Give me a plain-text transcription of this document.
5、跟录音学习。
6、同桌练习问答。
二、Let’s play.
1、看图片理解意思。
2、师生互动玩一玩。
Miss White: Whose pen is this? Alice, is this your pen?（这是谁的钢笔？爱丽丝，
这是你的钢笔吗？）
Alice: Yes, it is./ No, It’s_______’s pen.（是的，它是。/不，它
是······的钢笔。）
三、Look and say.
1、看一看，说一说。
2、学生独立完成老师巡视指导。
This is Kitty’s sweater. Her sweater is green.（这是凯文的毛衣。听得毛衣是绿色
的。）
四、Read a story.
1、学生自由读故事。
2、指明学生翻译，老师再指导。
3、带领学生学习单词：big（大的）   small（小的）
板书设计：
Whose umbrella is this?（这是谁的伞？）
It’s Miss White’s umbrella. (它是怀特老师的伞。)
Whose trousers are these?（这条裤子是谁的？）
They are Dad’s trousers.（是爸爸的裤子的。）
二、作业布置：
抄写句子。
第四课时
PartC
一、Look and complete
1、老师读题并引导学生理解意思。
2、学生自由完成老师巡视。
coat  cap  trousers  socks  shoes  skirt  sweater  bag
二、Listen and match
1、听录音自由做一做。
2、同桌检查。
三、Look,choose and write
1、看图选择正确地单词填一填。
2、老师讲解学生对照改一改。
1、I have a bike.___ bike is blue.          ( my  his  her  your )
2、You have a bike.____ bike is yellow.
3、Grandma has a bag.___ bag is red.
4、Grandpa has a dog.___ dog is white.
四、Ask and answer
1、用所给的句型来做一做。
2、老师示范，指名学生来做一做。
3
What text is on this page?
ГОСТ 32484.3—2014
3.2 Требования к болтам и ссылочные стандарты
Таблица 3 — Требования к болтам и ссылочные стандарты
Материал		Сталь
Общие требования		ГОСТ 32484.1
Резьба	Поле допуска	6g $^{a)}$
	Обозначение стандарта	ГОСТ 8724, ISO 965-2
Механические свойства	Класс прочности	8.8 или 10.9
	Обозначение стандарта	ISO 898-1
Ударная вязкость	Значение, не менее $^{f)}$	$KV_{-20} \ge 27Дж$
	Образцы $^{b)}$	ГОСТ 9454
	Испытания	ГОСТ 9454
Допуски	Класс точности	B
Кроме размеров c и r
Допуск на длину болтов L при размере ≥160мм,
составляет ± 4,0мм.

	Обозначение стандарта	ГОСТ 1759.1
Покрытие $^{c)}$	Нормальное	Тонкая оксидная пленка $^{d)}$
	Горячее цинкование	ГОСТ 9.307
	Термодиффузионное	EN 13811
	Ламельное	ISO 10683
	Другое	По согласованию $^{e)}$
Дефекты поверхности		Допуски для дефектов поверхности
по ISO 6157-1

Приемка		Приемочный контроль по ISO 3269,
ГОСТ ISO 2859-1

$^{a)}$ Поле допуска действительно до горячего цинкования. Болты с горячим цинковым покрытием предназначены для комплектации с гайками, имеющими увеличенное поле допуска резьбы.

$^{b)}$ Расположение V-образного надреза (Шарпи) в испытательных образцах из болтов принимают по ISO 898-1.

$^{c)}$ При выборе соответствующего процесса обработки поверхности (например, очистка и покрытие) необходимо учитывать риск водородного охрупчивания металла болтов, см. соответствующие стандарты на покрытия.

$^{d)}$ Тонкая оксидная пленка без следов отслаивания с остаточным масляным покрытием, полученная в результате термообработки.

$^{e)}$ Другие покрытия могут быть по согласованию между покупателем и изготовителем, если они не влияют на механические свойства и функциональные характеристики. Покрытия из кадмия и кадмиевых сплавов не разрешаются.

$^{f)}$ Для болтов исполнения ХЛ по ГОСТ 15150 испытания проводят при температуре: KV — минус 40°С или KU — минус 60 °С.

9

### Your instructions
Reproduce all the data word for word.

### Exercise output
Give me a plain-text transcription of this document.
5、跟录音学习。
6、同桌练习问答。
二、Let’s play.
1、看图片理解意思。
2、师生互动玩一玩。
Miss White: Whose pen is this? Alice, is this your pen?（这是谁的钢笔？爱丽丝，
这是你的钢笔吗？）
Alice: Yes, it is./ No, It’s_______’s pen.（是的，它是。/不，它
是······的钢笔。）
三、Look and say.
1、看一看，说一说。
2、学生独立完成老师巡视指导。
This is Kitty’s sweater. Her sweater is green.（这是凯文的毛衣。听得毛衣是绿色
的。）
四、Read a story.
1、学生自由读故事。
2、指明学生翻译，老师再指导。
3、带领学生学习单词：big（大的）   small（小的）
板书设计：
Whose umbrella is this?（这是谁的伞？）
It’s Miss White’s umbrella. (它是怀特老师的伞。)
Whose trousers are these?（这条裤子是谁的？）
They are Dad’s trousers.（是爸爸的裤子的。）
二、作业布置：
抄写句子。
第四课时
PartC
一、Look and complete
1、老师读题并引导学生理解意思。
2、学生自由完成老师巡视。
coat  cap  trousers  socks  shoes  skirt  sweater  bag
二、Listen and match
1、听录音自由做一做。
2、同桌检查。
三、Look,choose and write
1、看图选择正确地单词填一填。
2、老师讲解学生对照改一改。
1、I have a bike.___ bike is blue.          ( my  his  her  your )
2、You have a bike.____ bike is yellow.
3、Grandma has a bag.___ bag is red.
4、Grandpa has a dog.___ dog is white.
四、Ask and answer
1、用所给的句型来做一做。
2、老师示范，指名学生来做一做。
3
What text is on this page?
ГОСТ 32484.3—2014
3.2 Требования к болтам и ссылочные стандарты
Таблица 3 — Требования к болтам и ссылочные стандарты
Материал		Сталь
Общие требования		ГОСТ 32484.1
Резьба	Поле допуска	6g $^{a)}$
	Обозначение стандарта	ГОСТ 8724, ISO 965-2
Механические свойства	Класс прочности	8.8 или 10.9
	Обозначение стандарта	ISO 898-1
Ударная вязкость	Значение, не менее $^{f)}$	$KV_{-20} \ge 27Дж$
	Образцы $^{b)}$	ГОСТ 9454
	Испытания	ГОСТ 9454
Допуски	Класс точности	B
Кроме размеров c и r
Допуск на длину болтов L при размере ≥160мм,
составляет ± 4,0мм.

	Обозначение стандарта	ГОСТ 1759.1
Покрытие $^{c)}$	Нормальное	Тонкая оксидная пленка $^{d)}$
	Горячее цинкование	ГОСТ 9.307
	Термодиффузионное	EN 13811
	Ламельное	ISO 10683
	Другое	По согласованию $^{e)}$
Дефекты поверхности		Допуски для дефектов поверхности
по ISO 6157-1

Приемка		Приемочный контроль по ISO 3269,
ГОСТ ISO 2859-1

$^{a)}$ Поле допуска действительно до горячего цинкования. Болты с горячим цинковым покрытием предназначены для комплектации с гайками, имеющими увеличенное поле допуска резьбы.

$^{b)}$ Расположение V-образного надреза (Шарпи) в испытательных образцах из болтов принимают по ISO 898-1.

$^{c)}$ При выборе соответствующего процесса обработки поверхности (например, очистка и покрытие) необходимо учитывать риск водородного охрупчивания металла болтов, см. соответствующие стандарты на покрытия.

$^{d)}$ Тонкая оксидная пленка без следов отслаивания с остаточным масляным покрытием, полученная в результате термообработки.

$^{e)}$ Другие покрытия могут быть по согласованию между покупателем и изготовителем, если они не влияют на механические свойства и функциональные характеристики. Покрытия из кадмия и кадмиевых сплавов не разрешаются.

$^{f)}$ Для болтов исполнения ХЛ по ГОСТ 15150 испытания проводят при температуре: KV — минус 40°С или KU — минус 60 °С.

9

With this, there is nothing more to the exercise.